(Entries provided)
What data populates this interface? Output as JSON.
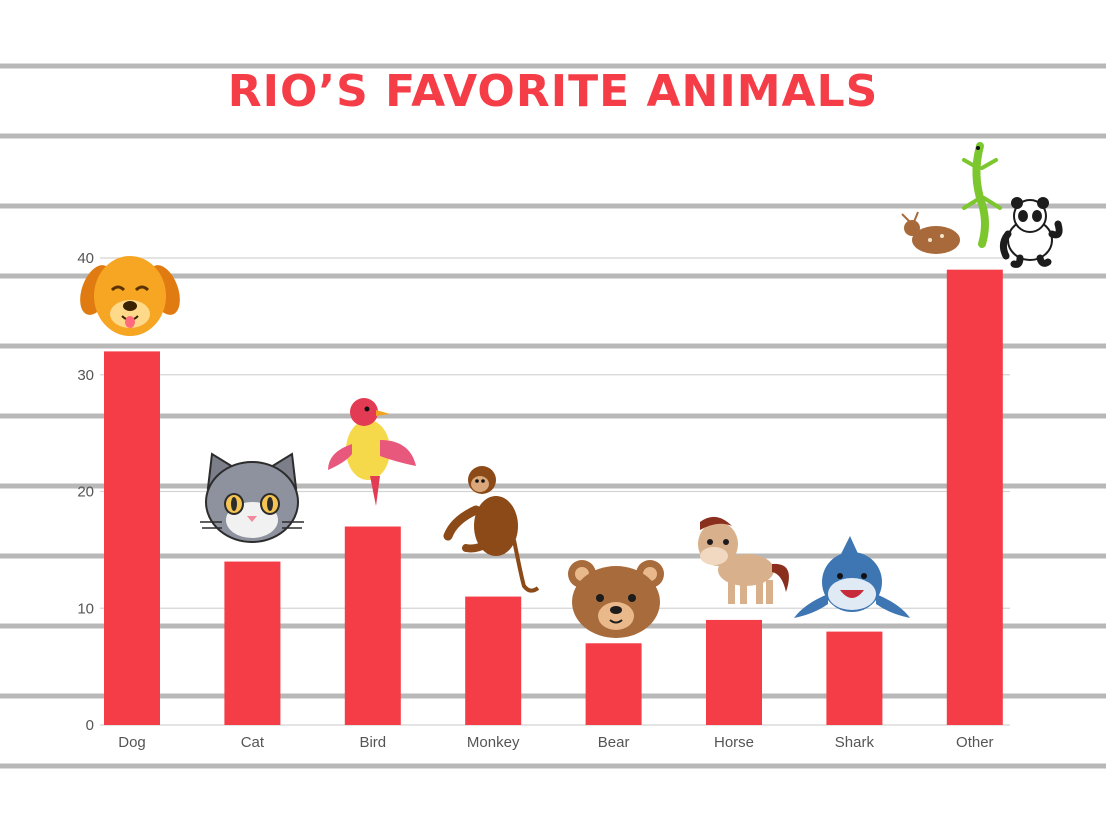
{
  "title": "RIO’S FAVORITE ANIMALS",
  "colors": {
    "bar": "#f53d47",
    "title": "#f53d47",
    "stripe": "#b8b8b8",
    "grid": "#d4d4d4",
    "axis_text": "#555555"
  },
  "chart_data": {
    "type": "bar",
    "title": "RIO’S FAVORITE ANIMALS",
    "xlabel": "",
    "ylabel": "",
    "categories": [
      "Dog",
      "Cat",
      "Bird",
      "Monkey",
      "Bear",
      "Horse",
      "Shark",
      "Other"
    ],
    "values": [
      32,
      14,
      17,
      11,
      7,
      9,
      8,
      39
    ],
    "yticks": [
      "0",
      "10",
      "20",
      "30",
      "40"
    ],
    "ylim": [
      0,
      40
    ],
    "grid": true,
    "legend": "none",
    "icons": [
      "dog-face-icon",
      "cat-face-icon",
      "bird-icon",
      "monkey-icon",
      "bear-face-icon",
      "horse-icon",
      "shark-icon",
      [
        "deer-icon",
        "lizard-icon",
        "panda-icon"
      ]
    ]
  }
}
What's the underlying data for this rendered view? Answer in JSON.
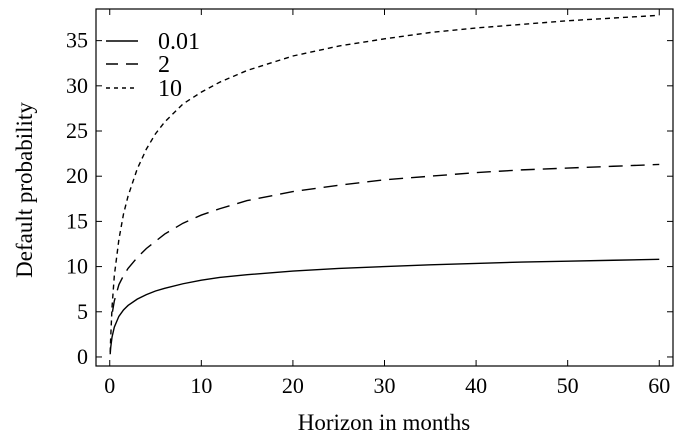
{
  "chart_data": {
    "type": "line",
    "title": "",
    "xlabel": "Horizon in months",
    "ylabel": "Default probability",
    "xlim": [
      -1.5,
      61.5
    ],
    "ylim": [
      -1,
      38.5
    ],
    "xticks": [
      0,
      10,
      20,
      30,
      40,
      50,
      60
    ],
    "yticks": [
      0,
      5,
      10,
      15,
      20,
      25,
      30,
      35
    ],
    "grid": false,
    "legend": "top-left",
    "colors": {
      "line": "#000000",
      "frame": "#000000"
    },
    "series": [
      {
        "name": "0.01",
        "style": "solid",
        "x": [
          0.05,
          0.1,
          0.25,
          0.5,
          1,
          1.5,
          2,
          3,
          4,
          5,
          6,
          8,
          10,
          12,
          15,
          20,
          25,
          30,
          35,
          40,
          45,
          50,
          55,
          60
        ],
        "y": [
          0.3,
          1.0,
          2.2,
          3.3,
          4.5,
          5.2,
          5.7,
          6.4,
          6.9,
          7.3,
          7.6,
          8.1,
          8.5,
          8.8,
          9.1,
          9.5,
          9.8,
          10.0,
          10.2,
          10.35,
          10.5,
          10.6,
          10.7,
          10.8
        ]
      },
      {
        "name": "2",
        "style": "dashed",
        "x": [
          0.3,
          0.5,
          1,
          1.5,
          2,
          3,
          4,
          5,
          6,
          8,
          10,
          12,
          15,
          20,
          25,
          30,
          35,
          40,
          45,
          50,
          55,
          60
        ],
        "y": [
          5.0,
          6.2,
          8.0,
          9.0,
          9.8,
          11.0,
          12.0,
          12.8,
          13.6,
          14.8,
          15.7,
          16.4,
          17.3,
          18.3,
          19.0,
          19.6,
          20.0,
          20.4,
          20.7,
          20.9,
          21.1,
          21.3
        ]
      },
      {
        "name": "10",
        "style": "dotted",
        "x": [
          0.05,
          0.1,
          0.25,
          0.5,
          1,
          1.5,
          2,
          3,
          4,
          5,
          6,
          8,
          10,
          12,
          15,
          20,
          25,
          30,
          35,
          40,
          45,
          50,
          55,
          60
        ],
        "y": [
          0.5,
          2.0,
          5.5,
          9.0,
          13.0,
          15.8,
          17.8,
          20.8,
          23.0,
          24.7,
          26.0,
          28.0,
          29.3,
          30.4,
          31.7,
          33.3,
          34.4,
          35.2,
          35.9,
          36.4,
          36.8,
          37.2,
          37.5,
          37.8
        ]
      }
    ]
  }
}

(Set problem)
Exclude all images and restate the records above word for word.

(The reply)
What data populates this interface? Output as JSON.
{
  "title": "RIO’S FAVORITE ANIMALS",
  "colors": {
    "bar": "#f53d47",
    "title": "#f53d47",
    "stripe": "#b8b8b8",
    "grid": "#d4d4d4",
    "axis_text": "#555555"
  },
  "chart_data": {
    "type": "bar",
    "title": "RIO’S FAVORITE ANIMALS",
    "xlabel": "",
    "ylabel": "",
    "categories": [
      "Dog",
      "Cat",
      "Bird",
      "Monkey",
      "Bear",
      "Horse",
      "Shark",
      "Other"
    ],
    "values": [
      32,
      14,
      17,
      11,
      7,
      9,
      8,
      39
    ],
    "yticks": [
      "0",
      "10",
      "20",
      "30",
      "40"
    ],
    "ylim": [
      0,
      40
    ],
    "grid": true,
    "legend": "none",
    "icons": [
      "dog-face-icon",
      "cat-face-icon",
      "bird-icon",
      "monkey-icon",
      "bear-face-icon",
      "horse-icon",
      "shark-icon",
      [
        "deer-icon",
        "lizard-icon",
        "panda-icon"
      ]
    ]
  }
}
What's the underlying data for this rendered view? Answer in JSON.
{
  "chart_data": {
    "type": "line",
    "title": "",
    "xlabel": "Horizon in months",
    "ylabel": "Default probability",
    "xlim": [
      -1.5,
      61.5
    ],
    "ylim": [
      -1,
      38.5
    ],
    "xticks": [
      0,
      10,
      20,
      30,
      40,
      50,
      60
    ],
    "yticks": [
      0,
      5,
      10,
      15,
      20,
      25,
      30,
      35
    ],
    "grid": false,
    "legend": "top-left",
    "colors": {
      "line": "#000000",
      "frame": "#000000"
    },
    "series": [
      {
        "name": "0.01",
        "style": "solid",
        "x": [
          0.05,
          0.1,
          0.25,
          0.5,
          1,
          1.5,
          2,
          3,
          4,
          5,
          6,
          8,
          10,
          12,
          15,
          20,
          25,
          30,
          35,
          40,
          45,
          50,
          55,
          60
        ],
        "y": [
          0.3,
          1.0,
          2.2,
          3.3,
          4.5,
          5.2,
          5.7,
          6.4,
          6.9,
          7.3,
          7.6,
          8.1,
          8.5,
          8.8,
          9.1,
          9.5,
          9.8,
          10.0,
          10.2,
          10.35,
          10.5,
          10.6,
          10.7,
          10.8
        ]
      },
      {
        "name": "2",
        "style": "dashed",
        "x": [
          0.3,
          0.5,
          1,
          1.5,
          2,
          3,
          4,
          5,
          6,
          8,
          10,
          12,
          15,
          20,
          25,
          30,
          35,
          40,
          45,
          50,
          55,
          60
        ],
        "y": [
          5.0,
          6.2,
          8.0,
          9.0,
          9.8,
          11.0,
          12.0,
          12.8,
          13.6,
          14.8,
          15.7,
          16.4,
          17.3,
          18.3,
          19.0,
          19.6,
          20.0,
          20.4,
          20.7,
          20.9,
          21.1,
          21.3
        ]
      },
      {
        "name": "10",
        "style": "dotted",
        "x": [
          0.05,
          0.1,
          0.25,
          0.5,
          1,
          1.5,
          2,
          3,
          4,
          5,
          6,
          8,
          10,
          12,
          15,
          20,
          25,
          30,
          35,
          40,
          45,
          50,
          55,
          60
        ],
        "y": [
          0.5,
          2.0,
          5.5,
          9.0,
          13.0,
          15.8,
          17.8,
          20.8,
          23.0,
          24.7,
          26.0,
          28.0,
          29.3,
          30.4,
          31.7,
          33.3,
          34.4,
          35.2,
          35.9,
          36.4,
          36.8,
          37.2,
          37.5,
          37.8
        ]
      }
    ]
  }
}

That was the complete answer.